- [GIVEN PROBLEM] Please write out the complete listing that follows, exactly as it reads.

- [DATA]
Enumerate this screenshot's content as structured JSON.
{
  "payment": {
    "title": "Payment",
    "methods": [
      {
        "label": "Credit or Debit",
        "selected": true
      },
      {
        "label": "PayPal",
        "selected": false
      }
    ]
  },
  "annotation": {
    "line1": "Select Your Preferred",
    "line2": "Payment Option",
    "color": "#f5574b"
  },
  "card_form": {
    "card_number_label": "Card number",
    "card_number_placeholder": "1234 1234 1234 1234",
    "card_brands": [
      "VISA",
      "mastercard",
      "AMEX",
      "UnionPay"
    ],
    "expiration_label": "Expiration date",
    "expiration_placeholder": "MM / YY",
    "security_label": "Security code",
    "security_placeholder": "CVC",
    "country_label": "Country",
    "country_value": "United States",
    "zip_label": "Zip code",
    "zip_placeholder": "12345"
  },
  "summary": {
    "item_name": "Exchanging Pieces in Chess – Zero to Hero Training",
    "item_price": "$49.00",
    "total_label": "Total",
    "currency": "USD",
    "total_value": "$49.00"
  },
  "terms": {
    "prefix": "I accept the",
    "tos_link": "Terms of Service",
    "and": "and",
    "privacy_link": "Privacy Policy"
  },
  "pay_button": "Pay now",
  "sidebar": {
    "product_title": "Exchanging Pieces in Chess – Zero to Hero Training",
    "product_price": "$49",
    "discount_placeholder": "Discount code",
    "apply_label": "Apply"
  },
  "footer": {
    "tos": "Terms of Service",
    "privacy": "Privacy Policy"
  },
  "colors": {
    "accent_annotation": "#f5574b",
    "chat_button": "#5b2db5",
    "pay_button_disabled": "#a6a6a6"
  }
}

- [THE RESULT]
Enumerate this screenshot's content as structured JSON.
{
  "payment": {
    "title": "Payment",
    "methods": [
      {
        "label": "Credit or Debit",
        "selected": true
      },
      {
        "label": "PayPal",
        "selected": false
      }
    ]
  },
  "annotation": {
    "line1": "Select Your Preferred",
    "line2": "Payment Option",
    "color": "#f5574b"
  },
  "card_form": {
    "card_number_label": "Card number",
    "card_number_placeholder": "1234 1234 1234 1234",
    "card_brands": [
      "VISA",
      "mastercard",
      "AMEX",
      "UnionPay"
    ],
    "expiration_label": "Expiration date",
    "expiration_placeholder": "MM / YY",
    "security_label": "Security code",
    "security_placeholder": "CVC",
    "country_label": "Country",
    "country_value": "United States",
    "zip_label": "Zip code",
    "zip_placeholder": "12345"
  },
  "summary": {
    "item_name": "Exchanging Pieces in Chess – Zero to Hero Training",
    "item_price": "$49.00",
    "total_label": "Total",
    "currency": "USD",
    "total_value": "$49.00"
  },
  "terms": {
    "prefix": "I accept the",
    "tos_link": "Terms of Service",
    "and": "and",
    "privacy_link": "Privacy Policy"
  },
  "pay_button": "Pay now",
  "sidebar": {
    "product_title": "Exchanging Pieces in Chess – Zero to Hero Training",
    "product_price": "$49",
    "discount_placeholder": "Discount code",
    "apply_label": "Apply"
  },
  "footer": {
    "tos": "Terms of Service",
    "privacy": "Privacy Policy"
  },
  "colors": {
    "accent_annotation": "#f5574b",
    "chat_button": "#5b2db5",
    "pay_button_disabled": "#a6a6a6"
  }
}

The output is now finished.